** Begin LISTED ENTRIES **
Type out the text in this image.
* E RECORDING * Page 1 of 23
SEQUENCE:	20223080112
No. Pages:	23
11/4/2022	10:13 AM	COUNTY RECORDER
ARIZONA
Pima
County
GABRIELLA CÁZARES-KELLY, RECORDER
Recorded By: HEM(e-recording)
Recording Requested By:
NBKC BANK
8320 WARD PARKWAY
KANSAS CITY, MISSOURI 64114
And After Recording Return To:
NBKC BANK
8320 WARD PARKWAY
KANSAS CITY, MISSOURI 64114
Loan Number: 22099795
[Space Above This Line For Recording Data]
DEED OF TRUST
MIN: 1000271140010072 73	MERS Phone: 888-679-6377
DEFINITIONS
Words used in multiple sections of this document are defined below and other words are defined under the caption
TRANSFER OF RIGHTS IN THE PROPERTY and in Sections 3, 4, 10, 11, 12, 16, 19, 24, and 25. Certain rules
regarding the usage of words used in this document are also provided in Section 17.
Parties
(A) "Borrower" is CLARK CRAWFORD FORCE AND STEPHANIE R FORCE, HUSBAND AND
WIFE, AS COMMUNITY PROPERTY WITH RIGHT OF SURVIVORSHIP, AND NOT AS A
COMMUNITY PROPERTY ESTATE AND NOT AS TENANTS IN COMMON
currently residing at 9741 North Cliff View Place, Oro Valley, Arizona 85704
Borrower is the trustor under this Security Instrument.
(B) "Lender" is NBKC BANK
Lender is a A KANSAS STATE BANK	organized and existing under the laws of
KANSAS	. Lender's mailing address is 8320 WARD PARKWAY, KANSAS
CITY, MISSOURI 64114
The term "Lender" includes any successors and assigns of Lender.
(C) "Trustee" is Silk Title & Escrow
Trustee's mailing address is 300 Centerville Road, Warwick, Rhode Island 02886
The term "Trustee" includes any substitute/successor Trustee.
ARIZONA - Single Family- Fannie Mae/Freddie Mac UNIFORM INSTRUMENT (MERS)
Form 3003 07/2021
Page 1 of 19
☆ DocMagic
** End LISTED ENTRIES **
** Begin LISTED ENTRIES **
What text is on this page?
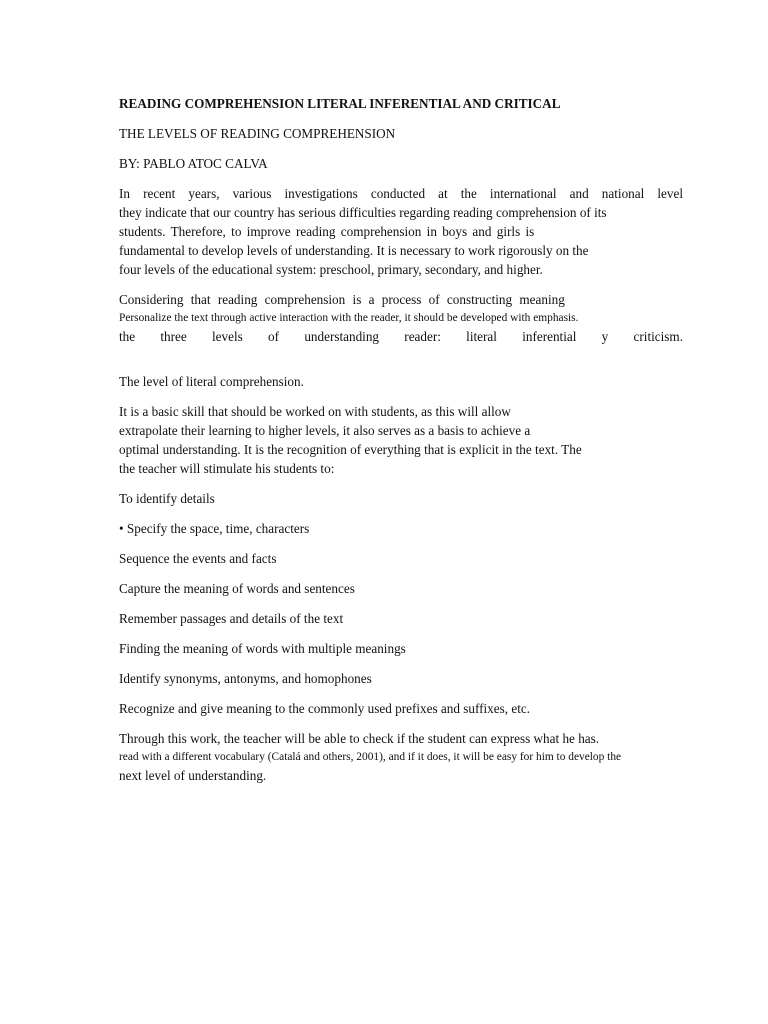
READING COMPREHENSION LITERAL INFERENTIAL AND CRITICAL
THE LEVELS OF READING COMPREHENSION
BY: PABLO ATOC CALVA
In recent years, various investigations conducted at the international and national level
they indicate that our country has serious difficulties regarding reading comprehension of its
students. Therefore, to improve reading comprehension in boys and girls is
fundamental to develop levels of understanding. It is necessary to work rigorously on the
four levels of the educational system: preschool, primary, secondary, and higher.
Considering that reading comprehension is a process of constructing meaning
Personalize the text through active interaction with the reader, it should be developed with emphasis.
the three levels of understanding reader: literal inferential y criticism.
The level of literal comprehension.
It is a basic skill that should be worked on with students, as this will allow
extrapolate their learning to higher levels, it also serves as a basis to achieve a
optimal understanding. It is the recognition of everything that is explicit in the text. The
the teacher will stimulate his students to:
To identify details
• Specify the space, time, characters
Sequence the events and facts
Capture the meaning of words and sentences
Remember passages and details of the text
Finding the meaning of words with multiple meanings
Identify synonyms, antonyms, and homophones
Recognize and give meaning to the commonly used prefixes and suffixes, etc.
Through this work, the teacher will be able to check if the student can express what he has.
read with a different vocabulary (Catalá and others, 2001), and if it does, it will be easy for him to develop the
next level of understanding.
** End LISTED ENTRIES **
** Begin LISTED ENTRIES **
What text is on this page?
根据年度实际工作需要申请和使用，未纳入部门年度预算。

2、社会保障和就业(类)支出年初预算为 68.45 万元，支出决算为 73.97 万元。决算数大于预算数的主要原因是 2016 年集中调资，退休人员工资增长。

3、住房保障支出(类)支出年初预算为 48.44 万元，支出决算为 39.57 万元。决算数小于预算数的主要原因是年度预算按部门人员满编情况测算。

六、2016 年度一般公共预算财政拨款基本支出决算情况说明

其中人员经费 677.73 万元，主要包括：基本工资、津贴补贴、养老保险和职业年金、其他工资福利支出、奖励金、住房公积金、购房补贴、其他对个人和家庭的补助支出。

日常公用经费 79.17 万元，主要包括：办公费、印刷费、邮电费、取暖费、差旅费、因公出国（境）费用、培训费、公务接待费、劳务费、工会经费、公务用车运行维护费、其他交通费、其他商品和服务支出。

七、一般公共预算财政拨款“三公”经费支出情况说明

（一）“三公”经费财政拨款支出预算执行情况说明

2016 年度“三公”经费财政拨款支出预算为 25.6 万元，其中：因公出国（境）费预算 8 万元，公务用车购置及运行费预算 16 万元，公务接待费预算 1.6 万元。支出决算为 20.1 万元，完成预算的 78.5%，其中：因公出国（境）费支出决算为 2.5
** End LISTED ENTRIES **
§ **WHAT TO PRODUCE**: Return all lines containing "PROPERTY".

§ **REPLY**:
TRANSFER OF RIGHTS IN THE PROPERTY and in Sections 3, 4, 10, 11, 12, 16, 19, 24, and 25. Certain rules
WIFE, AS COMMUNITY PROPERTY WITH RIGHT OF SURVIVORSHIP, AND NOT AS A
COMMUNITY PROPERTY ESTATE AND NOT AS TENANTS IN COMMON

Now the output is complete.